■ **Figure dataset records**:
===============
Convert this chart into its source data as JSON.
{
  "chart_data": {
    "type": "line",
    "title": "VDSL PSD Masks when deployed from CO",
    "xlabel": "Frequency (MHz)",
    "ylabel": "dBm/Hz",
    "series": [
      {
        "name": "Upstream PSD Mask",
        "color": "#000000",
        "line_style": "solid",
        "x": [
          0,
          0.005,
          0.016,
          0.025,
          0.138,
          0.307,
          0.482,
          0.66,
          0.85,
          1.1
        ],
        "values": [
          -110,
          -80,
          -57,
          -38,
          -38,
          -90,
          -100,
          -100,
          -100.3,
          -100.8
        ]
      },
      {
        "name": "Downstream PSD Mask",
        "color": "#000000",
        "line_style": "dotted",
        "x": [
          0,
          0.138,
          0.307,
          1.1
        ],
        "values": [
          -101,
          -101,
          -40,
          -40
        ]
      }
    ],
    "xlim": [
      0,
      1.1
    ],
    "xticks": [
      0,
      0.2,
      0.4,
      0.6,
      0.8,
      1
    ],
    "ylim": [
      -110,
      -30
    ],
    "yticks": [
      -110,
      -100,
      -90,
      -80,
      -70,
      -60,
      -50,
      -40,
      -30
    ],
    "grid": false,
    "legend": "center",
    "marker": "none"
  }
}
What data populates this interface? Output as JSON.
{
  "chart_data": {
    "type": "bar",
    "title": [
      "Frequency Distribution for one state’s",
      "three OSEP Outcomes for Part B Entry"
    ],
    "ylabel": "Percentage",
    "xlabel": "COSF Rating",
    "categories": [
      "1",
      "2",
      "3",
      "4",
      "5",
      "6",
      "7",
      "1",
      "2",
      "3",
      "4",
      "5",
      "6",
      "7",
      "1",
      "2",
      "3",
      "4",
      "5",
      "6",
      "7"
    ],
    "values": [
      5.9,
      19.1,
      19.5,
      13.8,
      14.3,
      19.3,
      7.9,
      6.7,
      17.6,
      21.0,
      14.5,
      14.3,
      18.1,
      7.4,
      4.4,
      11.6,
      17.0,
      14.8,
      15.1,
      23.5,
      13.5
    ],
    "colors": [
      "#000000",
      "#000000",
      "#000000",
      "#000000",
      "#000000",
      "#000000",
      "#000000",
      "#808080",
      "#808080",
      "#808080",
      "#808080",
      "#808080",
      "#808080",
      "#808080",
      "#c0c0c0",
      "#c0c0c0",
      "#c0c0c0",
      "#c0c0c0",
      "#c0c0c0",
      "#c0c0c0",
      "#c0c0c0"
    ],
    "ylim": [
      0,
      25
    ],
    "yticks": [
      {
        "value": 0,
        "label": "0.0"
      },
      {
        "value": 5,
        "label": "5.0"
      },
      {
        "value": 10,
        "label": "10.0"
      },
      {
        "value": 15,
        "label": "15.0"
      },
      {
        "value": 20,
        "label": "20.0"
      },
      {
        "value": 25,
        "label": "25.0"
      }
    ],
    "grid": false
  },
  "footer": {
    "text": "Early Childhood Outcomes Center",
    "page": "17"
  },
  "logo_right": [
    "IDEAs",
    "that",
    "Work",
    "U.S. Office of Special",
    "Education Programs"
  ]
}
===============
Each line of the listing above should be output exactly.

■ **Reply to the task**:
Convert this chart into its source data as JSON.
{
  "chart_data": {
    "type": "line",
    "title": "VDSL PSD Masks when deployed from CO",
    "xlabel": "Frequency (MHz)",
    "ylabel": "dBm/Hz",
    "series": [
      {
        "name": "Upstream PSD Mask",
        "color": "#000000",
        "line_style": "solid",
        "x": [
          0,
          0.005,
          0.016,
          0.025,
          0.138,
          0.307,
          0.482,
          0.66,
          0.85,
          1.1
        ],
        "values": [
          -110,
          -80,
          -57,
          -38,
          -38,
          -90,
          -100,
          -100,
          -100.3,
          -100.8
        ]
      },
      {
        "name": "Downstream PSD Mask",
        "color": "#000000",
        "line_style": "dotted",
        "x": [
          0,
          0.138,
          0.307,
          1.1
        ],
        "values": [
          -101,
          -101,
          -40,
          -40
        ]
      }
    ],
    "xlim": [
      0,
      1.1
    ],
    "xticks": [
      0,
      0.2,
      0.4,
      0.6,
      0.8,
      1
    ],
    "ylim": [
      -110,
      -30
    ],
    "yticks": [
      -110,
      -100,
      -90,
      -80,
      -70,
      -60,
      -50,
      -40,
      -30
    ],
    "grid": false,
    "legend": "center",
    "marker": "none"
  }
}
What data populates this interface? Output as JSON.
{
  "chart_data": {
    "type": "bar",
    "title": [
      "Frequency Distribution for one state’s",
      "three OSEP Outcomes for Part B Entry"
    ],
    "ylabel": "Percentage",
    "xlabel": "COSF Rating",
    "categories": [
      "1",
      "2",
      "3",
      "4",
      "5",
      "6",
      "7",
      "1",
      "2",
      "3",
      "4",
      "5",
      "6",
      "7",
      "1",
      "2",
      "3",
      "4",
      "5",
      "6",
      "7"
    ],
    "values": [
      5.9,
      19.1,
      19.5,
      13.8,
      14.3,
      19.3,
      7.9,
      6.7,
      17.6,
      21.0,
      14.5,
      14.3,
      18.1,
      7.4,
      4.4,
      11.6,
      17.0,
      14.8,
      15.1,
      23.5,
      13.5
    ],
    "colors": [
      "#000000",
      "#000000",
      "#000000",
      "#000000",
      "#000000",
      "#000000",
      "#000000",
      "#808080",
      "#808080",
      "#808080",
      "#808080",
      "#808080",
      "#808080",
      "#808080",
      "#c0c0c0",
      "#c0c0c0",
      "#c0c0c0",
      "#c0c0c0",
      "#c0c0c0",
      "#c0c0c0",
      "#c0c0c0"
    ],
    "ylim": [
      0,
      25
    ],
    "yticks": [
      {
        "value": 0,
        "label": "0.0"
      },
      {
        "value": 5,
        "label": "5.0"
      },
      {
        "value": 10,
        "label": "10.0"
      },
      {
        "value": 15,
        "label": "15.0"
      },
      {
        "value": 20,
        "label": "20.0"
      },
      {
        "value": 25,
        "label": "25.0"
      }
    ],
    "grid": false
  },
  "footer": {
    "text": "Early Childhood Outcomes Center",
    "page": "17"
  },
  "logo_right": [
    "IDEAs",
    "that",
    "Work",
    "U.S. Office of Special",
    "Education Programs"
  ]
}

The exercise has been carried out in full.